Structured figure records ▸
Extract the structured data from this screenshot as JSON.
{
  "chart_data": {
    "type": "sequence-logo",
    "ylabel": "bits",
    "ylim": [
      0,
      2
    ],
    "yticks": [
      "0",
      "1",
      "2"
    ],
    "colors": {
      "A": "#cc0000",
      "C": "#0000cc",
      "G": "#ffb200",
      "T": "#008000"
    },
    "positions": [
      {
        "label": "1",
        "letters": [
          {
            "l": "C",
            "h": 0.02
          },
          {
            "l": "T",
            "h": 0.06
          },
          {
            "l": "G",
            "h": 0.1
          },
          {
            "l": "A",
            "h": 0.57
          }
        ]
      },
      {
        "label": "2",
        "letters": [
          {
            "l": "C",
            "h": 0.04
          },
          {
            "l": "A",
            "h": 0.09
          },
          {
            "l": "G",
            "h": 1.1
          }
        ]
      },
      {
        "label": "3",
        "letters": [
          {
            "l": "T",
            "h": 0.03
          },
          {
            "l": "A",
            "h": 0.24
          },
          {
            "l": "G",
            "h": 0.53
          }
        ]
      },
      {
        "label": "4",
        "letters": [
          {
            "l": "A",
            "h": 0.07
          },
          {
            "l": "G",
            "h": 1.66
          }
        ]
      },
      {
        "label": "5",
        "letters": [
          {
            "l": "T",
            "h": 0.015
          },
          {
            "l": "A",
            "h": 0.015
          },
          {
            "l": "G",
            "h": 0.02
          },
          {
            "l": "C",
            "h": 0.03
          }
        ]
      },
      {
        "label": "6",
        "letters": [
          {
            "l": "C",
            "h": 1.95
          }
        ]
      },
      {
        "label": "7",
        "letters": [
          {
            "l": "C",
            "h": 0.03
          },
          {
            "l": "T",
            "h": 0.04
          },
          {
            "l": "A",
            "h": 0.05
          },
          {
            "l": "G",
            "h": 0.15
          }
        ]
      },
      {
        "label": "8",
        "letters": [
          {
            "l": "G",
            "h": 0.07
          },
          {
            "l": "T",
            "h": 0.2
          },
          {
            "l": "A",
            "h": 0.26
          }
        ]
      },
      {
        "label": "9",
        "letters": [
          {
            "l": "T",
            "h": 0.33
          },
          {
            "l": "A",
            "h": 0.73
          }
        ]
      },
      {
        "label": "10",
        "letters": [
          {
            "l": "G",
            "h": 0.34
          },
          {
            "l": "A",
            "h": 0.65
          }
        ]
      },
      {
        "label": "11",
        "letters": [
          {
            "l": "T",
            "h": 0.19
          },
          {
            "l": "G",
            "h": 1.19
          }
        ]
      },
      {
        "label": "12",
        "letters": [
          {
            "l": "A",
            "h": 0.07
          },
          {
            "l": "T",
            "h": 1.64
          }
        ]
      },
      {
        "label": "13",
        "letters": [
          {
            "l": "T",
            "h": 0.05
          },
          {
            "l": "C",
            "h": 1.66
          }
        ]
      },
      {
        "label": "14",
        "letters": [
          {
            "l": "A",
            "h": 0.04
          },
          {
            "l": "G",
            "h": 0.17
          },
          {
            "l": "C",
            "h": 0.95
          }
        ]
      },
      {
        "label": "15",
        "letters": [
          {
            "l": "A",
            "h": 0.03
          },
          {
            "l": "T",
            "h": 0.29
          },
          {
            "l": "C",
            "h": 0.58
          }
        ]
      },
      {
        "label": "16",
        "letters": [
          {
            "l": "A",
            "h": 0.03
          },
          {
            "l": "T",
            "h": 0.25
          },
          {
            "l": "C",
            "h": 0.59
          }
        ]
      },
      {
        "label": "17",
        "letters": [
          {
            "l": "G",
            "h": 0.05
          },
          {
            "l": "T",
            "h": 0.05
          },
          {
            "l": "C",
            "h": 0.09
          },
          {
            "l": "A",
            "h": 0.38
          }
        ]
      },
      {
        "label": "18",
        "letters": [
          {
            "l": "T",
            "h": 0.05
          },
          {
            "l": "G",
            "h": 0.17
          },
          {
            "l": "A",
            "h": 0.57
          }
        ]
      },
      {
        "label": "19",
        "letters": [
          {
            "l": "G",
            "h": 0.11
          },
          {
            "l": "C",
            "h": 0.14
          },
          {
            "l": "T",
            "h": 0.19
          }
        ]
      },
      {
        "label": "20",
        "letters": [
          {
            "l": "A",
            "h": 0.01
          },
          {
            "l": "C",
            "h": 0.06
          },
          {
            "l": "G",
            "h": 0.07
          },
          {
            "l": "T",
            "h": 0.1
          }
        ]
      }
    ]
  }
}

Task brief ▸ Write all of the records out again exactly.

Task solution ▸
Extract the structured data from this screenshot as JSON.
{
  "chart_data": {
    "type": "sequence-logo",
    "ylabel": "bits",
    "ylim": [
      0,
      2
    ],
    "yticks": [
      "0",
      "1",
      "2"
    ],
    "colors": {
      "A": "#cc0000",
      "C": "#0000cc",
      "G": "#ffb200",
      "T": "#008000"
    },
    "positions": [
      {
        "label": "1",
        "letters": [
          {
            "l": "C",
            "h": 0.02
          },
          {
            "l": "T",
            "h": 0.06
          },
          {
            "l": "G",
            "h": 0.1
          },
          {
            "l": "A",
            "h": 0.57
          }
        ]
      },
      {
        "label": "2",
        "letters": [
          {
            "l": "C",
            "h": 0.04
          },
          {
            "l": "A",
            "h": 0.09
          },
          {
            "l": "G",
            "h": 1.1
          }
        ]
      },
      {
        "label": "3",
        "letters": [
          {
            "l": "T",
            "h": 0.03
          },
          {
            "l": "A",
            "h": 0.24
          },
          {
            "l": "G",
            "h": 0.53
          }
        ]
      },
      {
        "label": "4",
        "letters": [
          {
            "l": "A",
            "h": 0.07
          },
          {
            "l": "G",
            "h": 1.66
          }
        ]
      },
      {
        "label": "5",
        "letters": [
          {
            "l": "T",
            "h": 0.015
          },
          {
            "l": "A",
            "h": 0.015
          },
          {
            "l": "G",
            "h": 0.02
          },
          {
            "l": "C",
            "h": 0.03
          }
        ]
      },
      {
        "label": "6",
        "letters": [
          {
            "l": "C",
            "h": 1.95
          }
        ]
      },
      {
        "label": "7",
        "letters": [
          {
            "l": "C",
            "h": 0.03
          },
          {
            "l": "T",
            "h": 0.04
          },
          {
            "l": "A",
            "h": 0.05
          },
          {
            "l": "G",
            "h": 0.15
          }
        ]
      },
      {
        "label": "8",
        "letters": [
          {
            "l": "G",
            "h": 0.07
          },
          {
            "l": "T",
            "h": 0.2
          },
          {
            "l": "A",
            "h": 0.26
          }
        ]
      },
      {
        "label": "9",
        "letters": [
          {
            "l": "T",
            "h": 0.33
          },
          {
            "l": "A",
            "h": 0.73
          }
        ]
      },
      {
        "label": "10",
        "letters": [
          {
            "l": "G",
            "h": 0.34
          },
          {
            "l": "A",
            "h": 0.65
          }
        ]
      },
      {
        "label": "11",
        "letters": [
          {
            "l": "T",
            "h": 0.19
          },
          {
            "l": "G",
            "h": 1.19
          }
        ]
      },
      {
        "label": "12",
        "letters": [
          {
            "l": "A",
            "h": 0.07
          },
          {
            "l": "T",
            "h": 1.64
          }
        ]
      },
      {
        "label": "13",
        "letters": [
          {
            "l": "T",
            "h": 0.05
          },
          {
            "l": "C",
            "h": 1.66
          }
        ]
      },
      {
        "label": "14",
        "letters": [
          {
            "l": "A",
            "h": 0.04
          },
          {
            "l": "G",
            "h": 0.17
          },
          {
            "l": "C",
            "h": 0.95
          }
        ]
      },
      {
        "label": "15",
        "letters": [
          {
            "l": "A",
            "h": 0.03
          },
          {
            "l": "T",
            "h": 0.29
          },
          {
            "l": "C",
            "h": 0.58
          }
        ]
      },
      {
        "label": "16",
        "letters": [
          {
            "l": "A",
            "h": 0.03
          },
          {
            "l": "T",
            "h": 0.25
          },
          {
            "l": "C",
            "h": 0.59
          }
        ]
      },
      {
        "label": "17",
        "letters": [
          {
            "l": "G",
            "h": 0.05
          },
          {
            "l": "T",
            "h": 0.05
          },
          {
            "l": "C",
            "h": 0.09
          },
          {
            "l": "A",
            "h": 0.38
          }
        ]
      },
      {
        "label": "18",
        "letters": [
          {
            "l": "T",
            "h": 0.05
          },
          {
            "l": "G",
            "h": 0.17
          },
          {
            "l": "A",
            "h": 0.57
          }
        ]
      },
      {
        "label": "19",
        "letters": [
          {
            "l": "G",
            "h": 0.11
          },
          {
            "l": "C",
            "h": 0.14
          },
          {
            "l": "T",
            "h": 0.19
          }
        ]
      },
      {
        "label": "20",
        "letters": [
          {
            "l": "A",
            "h": 0.01
          },
          {
            "l": "C",
            "h": 0.06
          },
          {
            "l": "G",
            "h": 0.07
          },
          {
            "l": "T",
            "h": 0.1
          }
        ]
      }
    ]
  }
}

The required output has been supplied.